**Exercise task**
Your task is to transcribe all of the records exactly and leave out the pictures.

**Given information**
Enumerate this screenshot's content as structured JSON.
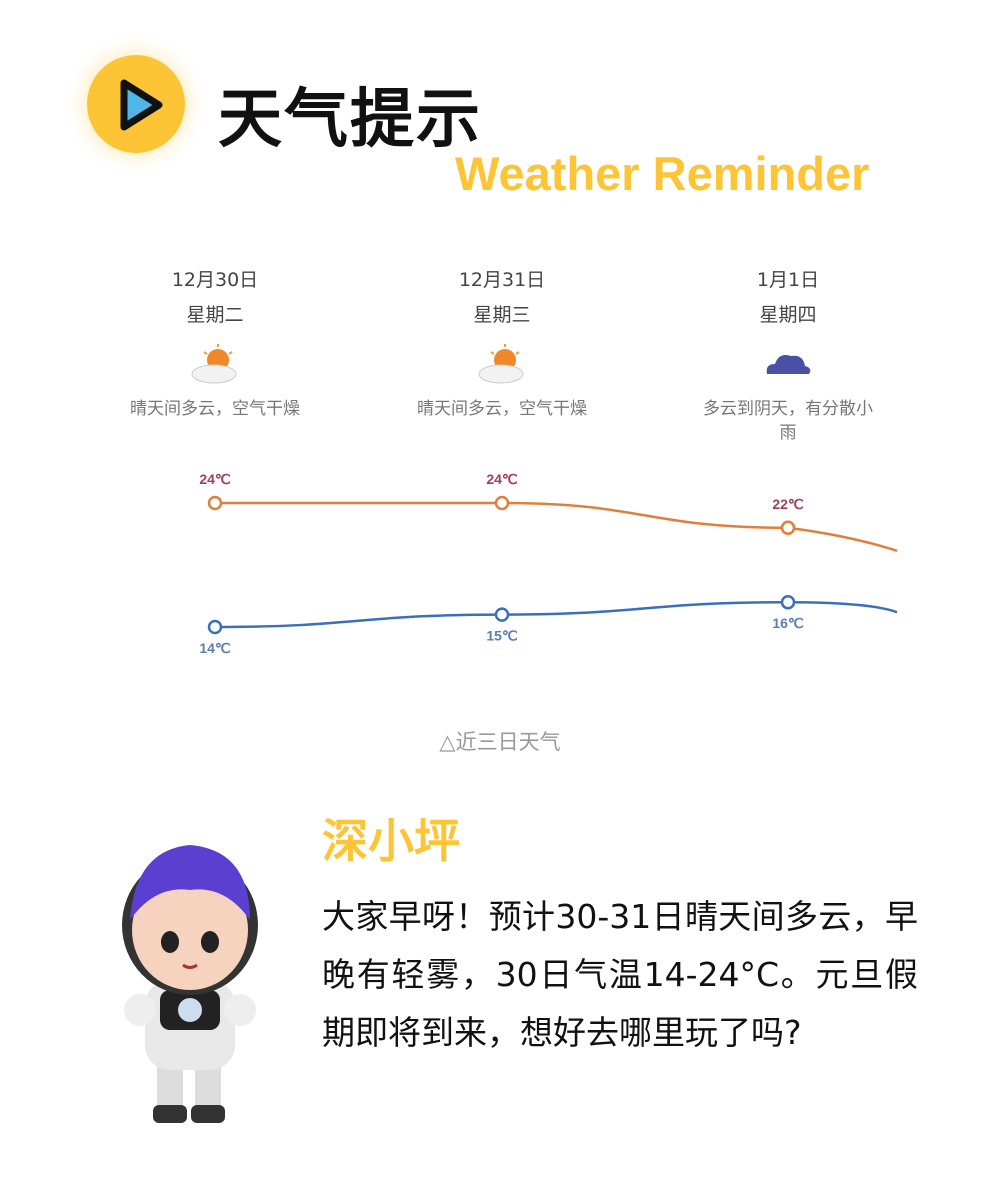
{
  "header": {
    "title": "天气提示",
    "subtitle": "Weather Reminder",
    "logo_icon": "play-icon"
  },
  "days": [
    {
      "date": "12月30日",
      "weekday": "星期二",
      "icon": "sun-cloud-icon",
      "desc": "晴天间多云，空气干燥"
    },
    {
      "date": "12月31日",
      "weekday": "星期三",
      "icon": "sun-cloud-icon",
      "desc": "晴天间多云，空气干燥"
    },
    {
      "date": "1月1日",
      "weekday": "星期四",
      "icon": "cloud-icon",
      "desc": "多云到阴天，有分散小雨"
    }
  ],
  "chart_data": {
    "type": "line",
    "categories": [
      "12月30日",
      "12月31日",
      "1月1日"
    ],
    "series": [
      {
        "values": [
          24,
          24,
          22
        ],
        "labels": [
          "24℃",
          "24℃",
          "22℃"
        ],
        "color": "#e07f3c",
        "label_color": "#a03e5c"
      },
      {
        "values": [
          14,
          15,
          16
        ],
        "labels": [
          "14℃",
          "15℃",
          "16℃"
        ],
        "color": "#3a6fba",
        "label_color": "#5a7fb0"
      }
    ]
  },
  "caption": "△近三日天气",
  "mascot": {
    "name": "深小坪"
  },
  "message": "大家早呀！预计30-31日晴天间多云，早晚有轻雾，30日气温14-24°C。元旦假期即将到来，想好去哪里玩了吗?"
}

**Output below**
Enumerate this screenshot's content as structured JSON.
{
  "header": {
    "title": "天气提示",
    "subtitle": "Weather Reminder",
    "logo_icon": "play-icon"
  },
  "days": [
    {
      "date": "12月30日",
      "weekday": "星期二",
      "icon": "sun-cloud-icon",
      "desc": "晴天间多云，空气干燥"
    },
    {
      "date": "12月31日",
      "weekday": "星期三",
      "icon": "sun-cloud-icon",
      "desc": "晴天间多云，空气干燥"
    },
    {
      "date": "1月1日",
      "weekday": "星期四",
      "icon": "cloud-icon",
      "desc": "多云到阴天，有分散小雨"
    }
  ],
  "chart_data": {
    "type": "line",
    "categories": [
      "12月30日",
      "12月31日",
      "1月1日"
    ],
    "series": [
      {
        "values": [
          24,
          24,
          22
        ],
        "labels": [
          "24℃",
          "24℃",
          "22℃"
        ],
        "color": "#e07f3c",
        "label_color": "#a03e5c"
      },
      {
        "values": [
          14,
          15,
          16
        ],
        "labels": [
          "14℃",
          "15℃",
          "16℃"
        ],
        "color": "#3a6fba",
        "label_color": "#5a7fb0"
      }
    ]
  },
  "caption": "△近三日天气",
  "mascot": {
    "name": "深小坪"
  },
  "message": "大家早呀！预计30-31日晴天间多云，早晚有轻雾，30日气温14-24°C。元旦假期即将到来，想好去哪里玩了吗?"
}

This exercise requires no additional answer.